**Problem statement:** Using the listing below, copy every line that mentions "Walled".

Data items
-=-=-=-=-

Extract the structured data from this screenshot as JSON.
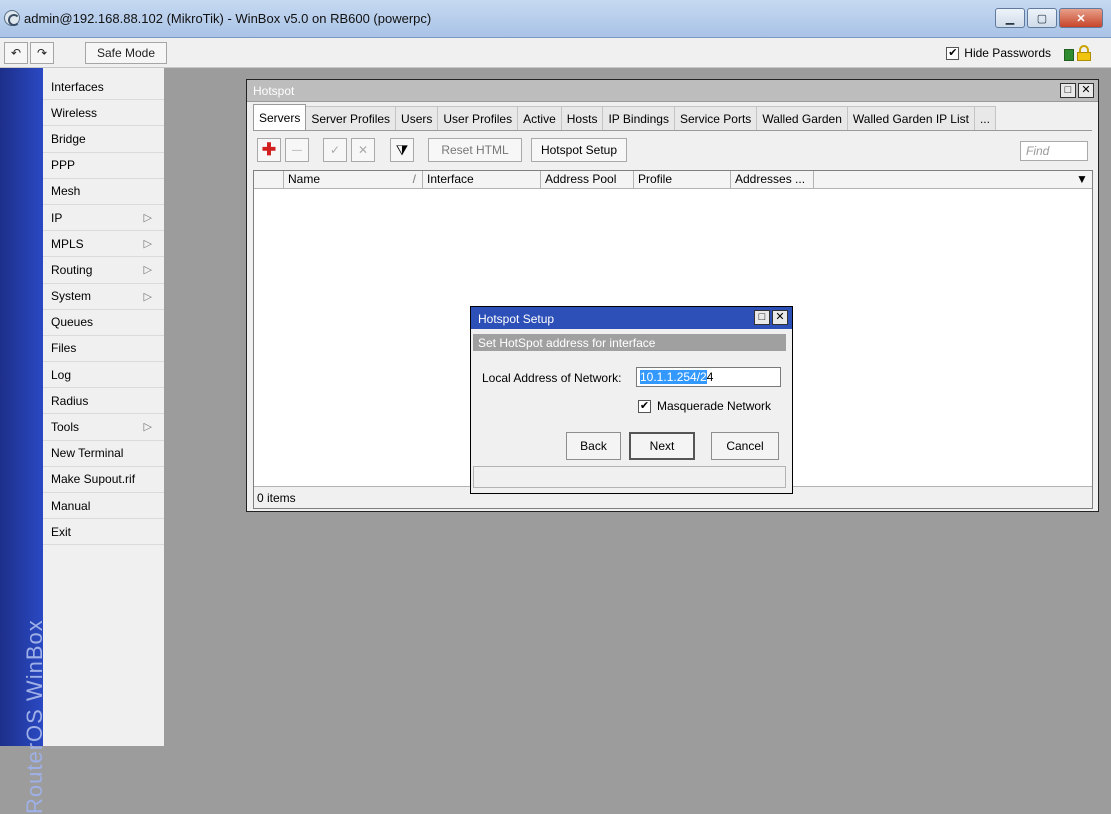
{
  "window": {
    "title": "admin@192.168.88.102 (MikroTik) - WinBox v5.0 on RB600 (powerpc)",
    "minimize": "▁",
    "maximize": "▢",
    "close": "✕"
  },
  "toolbar": {
    "undo": "↶",
    "redo": "↷",
    "safe_mode": "Safe Mode",
    "hide_passwords": "Hide Passwords",
    "hide_passwords_checked": "✔"
  },
  "sidebar": {
    "brand": "RouterOS WinBox",
    "items": [
      {
        "label": "Interfaces"
      },
      {
        "label": "Wireless"
      },
      {
        "label": "Bridge"
      },
      {
        "label": "PPP"
      },
      {
        "label": "Mesh"
      },
      {
        "label": "IP",
        "arrow": "▷"
      },
      {
        "label": "MPLS",
        "arrow": "▷"
      },
      {
        "label": "Routing",
        "arrow": "▷"
      },
      {
        "label": "System",
        "arrow": "▷"
      },
      {
        "label": "Queues"
      },
      {
        "label": "Files"
      },
      {
        "label": "Log"
      },
      {
        "label": "Radius"
      },
      {
        "label": "Tools",
        "arrow": "▷"
      },
      {
        "label": "New Terminal"
      },
      {
        "label": "Make Supout.rif"
      },
      {
        "label": "Manual"
      },
      {
        "label": "Exit"
      }
    ]
  },
  "hotspot": {
    "title": "Hotspot",
    "frame_restore": "□",
    "frame_close": "✕",
    "tabs": [
      "Servers",
      "Server Profiles",
      "Users",
      "User Profiles",
      "Active",
      "Hosts",
      "IP Bindings",
      "Service Ports",
      "Walled Garden",
      "Walled Garden IP List",
      "..."
    ],
    "active_tab": "Servers",
    "buttons": {
      "add": "✚",
      "remove": "—",
      "enable": "✓",
      "disable": "✕",
      "filter": "⧩",
      "reset_html": "Reset HTML",
      "hotspot_setup": "Hotspot Setup"
    },
    "find_placeholder": "Find",
    "columns": [
      "Name",
      "Interface",
      "Address Pool",
      "Profile",
      "Addresses ..."
    ],
    "sort_indicator": "/",
    "dropdown": "▼",
    "status": "0 items"
  },
  "dialog": {
    "title": "Hotspot Setup",
    "restore": "□",
    "close": "✕",
    "subtitle": "Set HotSpot address for interface",
    "local_address_label": "Local Address of Network:",
    "local_address_selected": "10.1.1.254/2",
    "local_address_rest": "4",
    "masquerade_label": "Masquerade Network",
    "masquerade_checked": "✔",
    "back": "Back",
    "next": "Next",
    "cancel": "Cancel"
  },
  "colors": {
    "title_bar": "#b8cfee",
    "strip": "#2a49c3",
    "dialog_title": "#2d4fb8",
    "selection": "#3399ff",
    "add_red": "#d21f1f"
  }
}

-=-=-=-=-

**Complete response:**
      "Walled Garden",
      "Walled Garden IP List",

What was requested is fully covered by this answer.